- _Document excerpt_:
Hi all,
I'm working on using LLVM as a back-end for an existing compiler (GHC
Haskell compiler)
Very cool!
and one of the problems I'm having is pinning a
global variable to a actual machine register. I've seen mixed
terminology for this feature/idea, so what I mean by this is that I
want to be able to put a global variable into a specified hardware
register.
Lets separate two things here: 1) GCC's implementation of this feature 2) the semantic/perf effect of doing it.
For 1) GCC implements this feature (with the example code you gave) by globally changing the allocatable register set for the backend and pinning the value to the specified physical register. This is really easy for GCC to do (yay, global variables for everyone, even the backend) and has the "right effect". However, this implementation is inappropriate in LLVM: if we wanted to take this approach, we'd have to encode the set of pinned physregs in the top-level module structure somewhere: this is not impossible, but it is kinda ugly.
#2 is the more interesting part of this. Ignoring GCC's implementation of this, the semantic effect of this is that the calling convention of the functions in the translation unit are changed (so that the global is guaranteed to be in the specific physreg on entrance/exit of the function) and the global is guaranteed to be in the register in inline asms. Interestingly (to me at least :), there is no guarantee that this value be in the physreg at a random point in the function. There is no "defined" way to notice this, so the compiler can cheat and reuse the register if it wants to (e.g. spilling the temp value to the stack etc). While you could notice this with a debugger, performance tool, etc, normal code should be fine.

- _Raw records_:
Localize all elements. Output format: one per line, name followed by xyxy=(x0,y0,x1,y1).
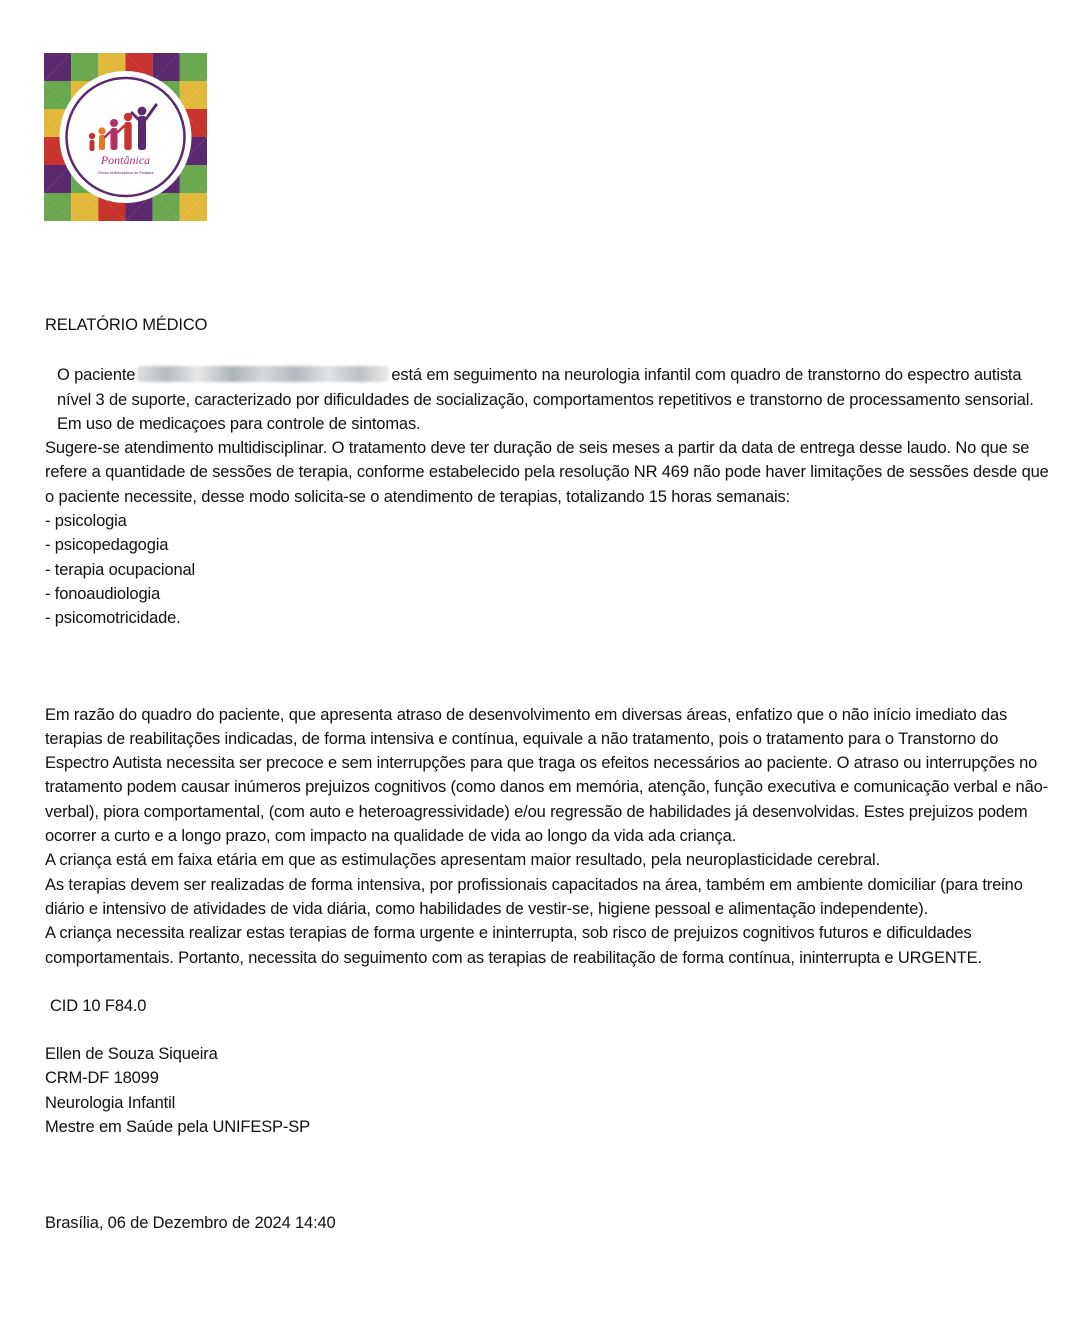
doctor-crm: CRM-DF 18099 xyxy=(45,1069,159,1088)
logo-tagline-text: Clínica Multidisciplinar de Pediatria xyxy=(97,171,154,175)
therapy-item: - psicomotricidade. xyxy=(45,609,181,628)
logo-brand-text: Pontânica xyxy=(100,153,151,167)
therapy-item: - terapia ocupacional xyxy=(45,560,196,579)
therapy-list xyxy=(45,509,1055,630)
paragraph-patient-status-start: O paciente xyxy=(57,366,136,385)
paragraph-urgency: A criança necessita realizar estas terapias de forma urgente e ininterrupta, sob risco de prejuizos cognitivos futuros e dificuldades comportamentais. Portanto, necessita do seguimento com as terapias de reabilitação de forma contínua, ininterrupta e URGENTE. xyxy=(45,924,982,967)
paragraph-treatment-request: Sugere-se atendimento multidisciplinar. O tratamento deve ter duração de seis meses a partir da data de entrega desse laudo. No que se refere a quantidade de sessões de terapia, conforme estabelecido pela resolução NR 469 não pode haver limitações de sessões desde que o paciente necessite, desse modo solicita-se o atendimento de terapias, totalizando 15 horas semanais: xyxy=(45,439,1049,506)
doctor-name: Ellen de Souza Siqueira xyxy=(45,1045,218,1064)
spacer xyxy=(45,1018,1055,1042)
therapy-item: - fonoaudiologia xyxy=(45,584,161,603)
report-title: RELATÓRIO MÉDICO xyxy=(45,316,208,334)
paragraph-patient-status-end: está em seguimento na neurologia infantil com quadro de transtorno do espectro autista nível 3 de suporte, caracterizado por dificuldades de socialização, comportamentos repetitivos e transtorno de processamento sensorial. Em uso de medicaçoes para controle de sintomas. xyxy=(57,366,1034,433)
clinic-logo-graphic xyxy=(44,53,207,221)
redacted-patient-name xyxy=(137,366,389,382)
therapy-item: - psicologia xyxy=(45,512,127,531)
signature-block xyxy=(45,1042,1055,1139)
paragraph-age-range: A criança está em faixa etária em que as estimulações apresentam maior resultado, pela neuroplasticidade cerebral. xyxy=(45,851,880,870)
doctor-degree: Mestre em Saúde pela UNIFESP-SP xyxy=(45,1118,310,1137)
spacer xyxy=(45,1139,1055,1211)
spacer xyxy=(45,631,1055,703)
paragraph-intensive-therapy: As terapias devem ser realizadas de forma intensiva, por profissionais capacitados na área, também em ambiente domiciliar (para treino diário e intensivo de atividades de vida diária, como habilidades de vestir-se, higiene pessoal e alimentação independente). xyxy=(45,875,1023,918)
therapy-item: - psicopedagogia xyxy=(45,536,169,555)
medical-report xyxy=(45,313,1055,1236)
clinic-logo xyxy=(44,53,207,221)
spacer xyxy=(45,970,1055,994)
paragraph-justification: Em razão do quadro do paciente, que apresenta atraso de desenvolvimento em diversas áreas, enfatizo que o não início imediato das terapias de reabilitações indicadas, de forma intensiva e contínua, equivale a não tratamento, pois o tratamento para o Transtorno do Espectro Autista necessita ser precoce e sem interrupções para que traga os efeitos necessários ao paciente. O atraso ou interrupções no tratamento podem causar inúmeros prejuizos cognitivos (como danos em memória, atenção, função executiva e comunicação verbal e não-verbal), piora comportamental, (com auto e heteroagressividade) e/ou regressão de habilidades já desenvolvidas. Estes prejuizos podem ocorrer a curto e a longo prazo, com impacto na qualidade de vida ao longo da vida ada criança. xyxy=(45,705,1048,846)
cid-code: CID 10 F84.0 xyxy=(50,996,147,1015)
paragraph-patient-status xyxy=(45,363,1055,436)
date-line: Brasília, 06 de Dezembro de 2024 14:40 xyxy=(45,1214,336,1233)
doctor-specialty: Neurologia Infantil xyxy=(45,1093,176,1112)
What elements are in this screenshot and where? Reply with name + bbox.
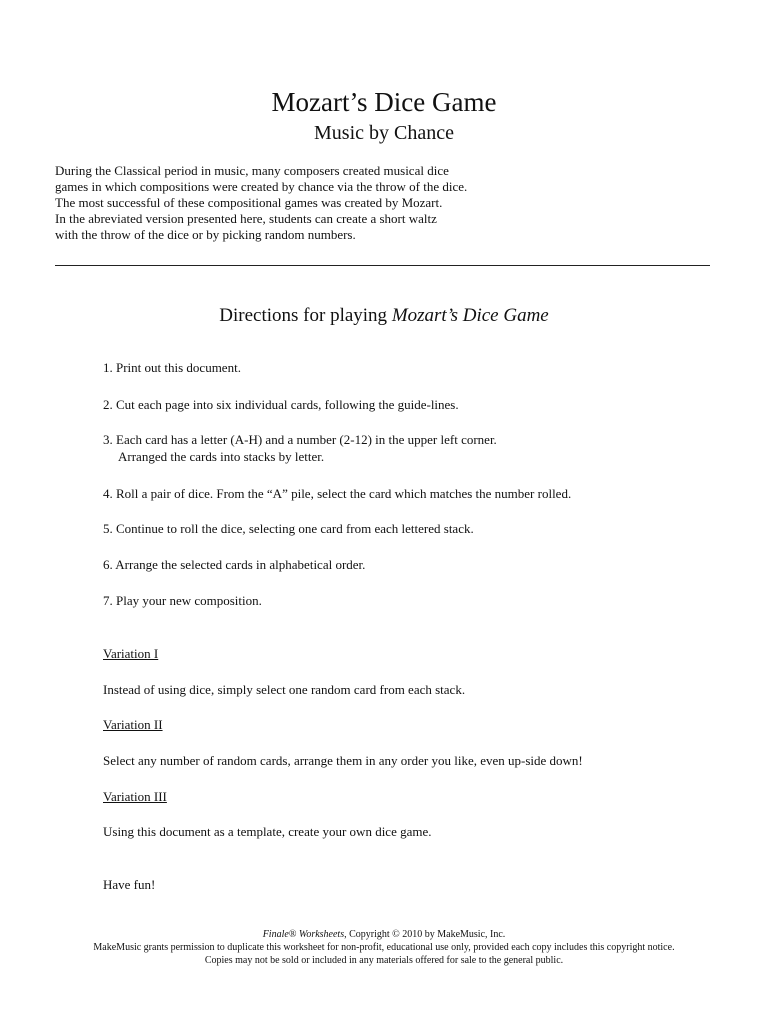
step-text: 2. Cut each page into six individual cards, following the guide-lines. bbox=[103, 397, 459, 412]
variation-title: Variation II bbox=[103, 717, 163, 732]
intro-line: with the throw of the dice or by picking random numbers. bbox=[55, 227, 356, 242]
directions-heading-prefix: Directions for playing bbox=[219, 305, 392, 326]
footer-product: Finale® Worksheets bbox=[262, 929, 345, 940]
directions-heading bbox=[0, 304, 768, 328]
footer-line bbox=[0, 928, 768, 941]
copyright-footer bbox=[0, 928, 768, 967]
intro-line: During the Classical period in music, many composers created musical dice bbox=[55, 163, 449, 178]
directions-heading-title: Mozart’s Dice Game bbox=[391, 305, 549, 326]
horizontal-divider bbox=[55, 265, 710, 266]
intro-paragraph bbox=[55, 163, 715, 243]
step-item bbox=[103, 520, 474, 537]
step-text: 6. Arrange the selected cards in alphabetical order. bbox=[103, 557, 366, 572]
step-text-continuation: Arranged the cards into stacks by letter. bbox=[118, 449, 325, 464]
variation-text: Instead of using dice, simply select one random card from each stack. bbox=[103, 682, 466, 697]
page-subtitle: Music by Chance bbox=[314, 122, 454, 144]
step-text: 5. Continue to roll the dice, selecting one card from each lettered stack. bbox=[103, 521, 474, 536]
intro-line: The most successful of these compositional games was created by Mozart. bbox=[55, 195, 443, 210]
footer-line: MakeMusic grants permission to duplicate this worksheet for non-profit, educational use only, provided each copy includes this copyright notice. bbox=[93, 942, 675, 953]
variation-title: Variation I bbox=[103, 646, 159, 661]
step-text: 3. Each card has a letter (A-H) and a number (2-12) in the upper left corner. bbox=[103, 432, 497, 447]
variation-text: Select any number of random cards, arrange them in any order you like, even up-side down! bbox=[103, 753, 583, 768]
page-title: Mozart’s Dice Game bbox=[271, 87, 497, 117]
step-item bbox=[103, 396, 459, 413]
step-item bbox=[103, 431, 497, 465]
step-item bbox=[103, 556, 365, 573]
variation-text: Using this document as a template, create your own dice game. bbox=[103, 824, 432, 839]
step-text: 7. Play your new composition. bbox=[103, 593, 262, 608]
closing-text: Have fun! bbox=[103, 877, 156, 892]
intro-line: games in which compositions were created by chance via the throw of the dice. bbox=[55, 179, 468, 194]
variation-title: Variation III bbox=[103, 789, 167, 804]
footer-line: Copies may not be sold or included in any materials offered for sale to the general public. bbox=[204, 955, 564, 966]
step-item bbox=[103, 485, 571, 502]
step-item bbox=[103, 359, 241, 376]
step-text: 4. Roll a pair of dice. From the “A” pile, select the card which matches the number rolled. bbox=[103, 486, 572, 501]
footer-copyright: , Copyright © 2010 by MakeMusic, Inc. bbox=[344, 929, 506, 940]
step-item bbox=[103, 592, 262, 609]
step-text: 1. Print out this document. bbox=[103, 360, 241, 375]
intro-line: In the abreviated version presented here, students can create a short waltz bbox=[55, 211, 437, 226]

- _Direction_:
Continue the reply about pinning a global variable to a hardware register in LLVM, starting right after its last paragraph.

- _Result for this exercise_:
This declaration should thus reserve that machine register
for exclusive use by this global variable. This is used in GHC since
it defines an abstract machine as part of its execution model, with
this abstract machine consisting of several virtual registers. Due to
the frequency the virtual registers are accessed it is best for
performance that they be permanently assigned to a physical machine
register.
Right. Coming back to "why do this", you want it because it is good for performance: these values are accessed frequently enough that going to globals (particularly for PIC code) is too expensive.
A very simple example C program using this feature:
--------------------------
#include <stdio.h>
register int R1 __asm__ ("esi");
int main(void)
{
R1 = 3;
printf("register: %d\n", R1);
R1 *= 2;
printf("register: %d\n", R1);
return 0;
}
--------------------------
llvm-gcc doesn't compile this program correctly, although according to
the llvm-gcc release notes this extension was first supported by llvm-
gcc in 1.9.
This program actually works for me if you build with -O, but it looks like it is an accident that it works :). The implementation in llvm-gcc could definitely be fixed in this case. However, the more interesting example wouldn't work: if printf were some other function and you read ESI in it.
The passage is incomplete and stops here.